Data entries
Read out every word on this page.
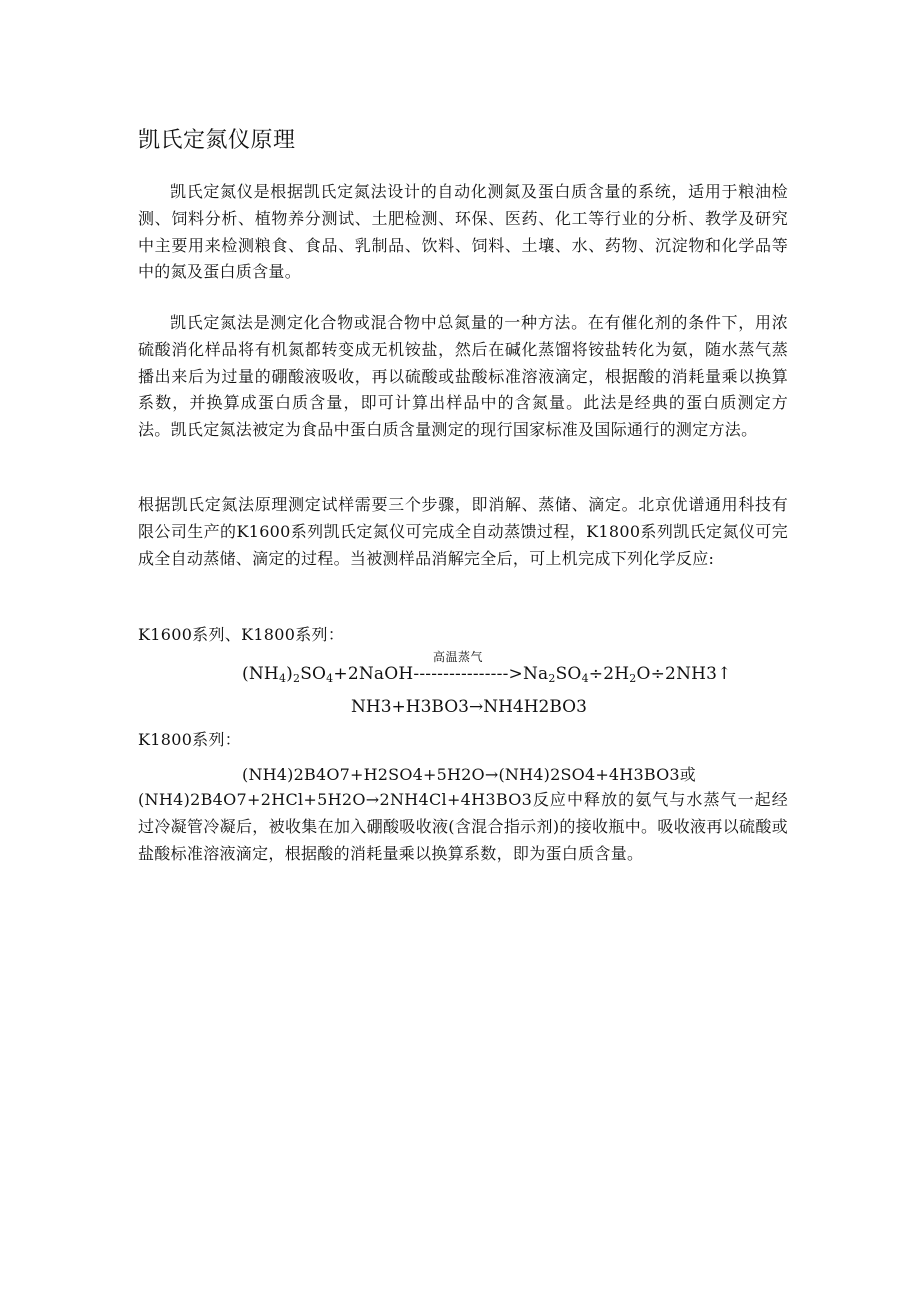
凯氏定氮仪原理

凯氏定氮仪是根据凯氏定氮法设计的自动化测氮及蛋白质含量的系统，适用于粮油检测、饲料分析、植物养分测试、土肥检测、环保、医药、化工等行业的分析、教学及研究中主要用来检测粮食、食品、乳制品、饮料、饲料、土壤、水、药物、沉淀物和化学品等中的氮及蛋白质含量。

凯氏定氮法是测定化合物或混合物中总氮量的一种方法。在有催化剂的条件下，用浓硫酸消化样品将有机氮都转变成无机铵盐，然后在碱化蒸馏将铵盐转化为氨，随水蒸气蒸播出来后为过量的硼酸液吸收，再以硫酸或盐酸标准溶液滴定，根据酸的消耗量乘以换算系数，并换算成蛋白质含量，即可计算出样品中的含氮量。此法是经典的蛋白质测定方法。凯氏定氮法被定为食品中蛋白质含量测定的现行国家标准及国际通行的测定方法。

根据凯氏定氮法原理测定试样需要三个步骤，即消解、蒸储、滴定。北京优谱通用科技有限公司生产的K1600系列凯氏定氮仪可完成全自动蒸馈过程，K1800系列凯氏定氮仪可完成全自动蒸储、滴定的过程。当被测样品消解完全后，可上机完成下列化学反应:

K1600系列、K1800系列：

高温蒸气
$(NH_4)_2SO_4+2NaOH---------------->Na_2SO_4\div 2H_2O\div 2NH3↑$
NH3+H3BO3→NH4H2BO3

K1800系列：

(NH4)2B4O7+H2SO4+5H2O→(NH4)2SO4+4H3BO3或

(NH4)2B4O7+2HCl+5H2O→2NH4Cl+4H3BO3反应中释放的氨气与水蒸气一起经过冷凝管冷凝后，被收集在加入硼酸吸收液(含混合指示剂)的接收瓶中。吸收液再以硫酸或盐酸标准溶液滴定，根据酸的消耗量乘以换算系数，即为蛋白质含量。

» EXERCISE
Which lines hold the word "根据酸的消耗量乘以换算系数"? Return all of them from the records above.

» REPLY
凯氏定氮法是测定化合物或混合物中总氮量的一种方法。在有催化剂的条件下，用浓硫酸消化样品将有机氮都转变成无机铵盐，然后在碱化蒸馏将铵盐转化为氨，随水蒸气蒸播出来后为过量的硼酸液吸收，再以硫酸或盐酸标准溶液滴定，根据酸的消耗量乘以换算系数，并换算成蛋白质含量，即可计算出样品中的含氮量。此法是经典的蛋白质测定方法。凯氏定氮法被定为食品中蛋白质含量测定的现行国家标准及国际通行的测定方法。
(NH4)2B4O7+2HCl+5H2O→2NH4Cl+4H3BO3反应中释放的氨气与水蒸气一起经过冷凝管冷凝后，被收集在加入硼酸吸收液(含混合指示剂)的接收瓶中。吸收液再以硫酸或盐酸标准溶液滴定，根据酸的消耗量乘以换算系数，即为蛋白质含量。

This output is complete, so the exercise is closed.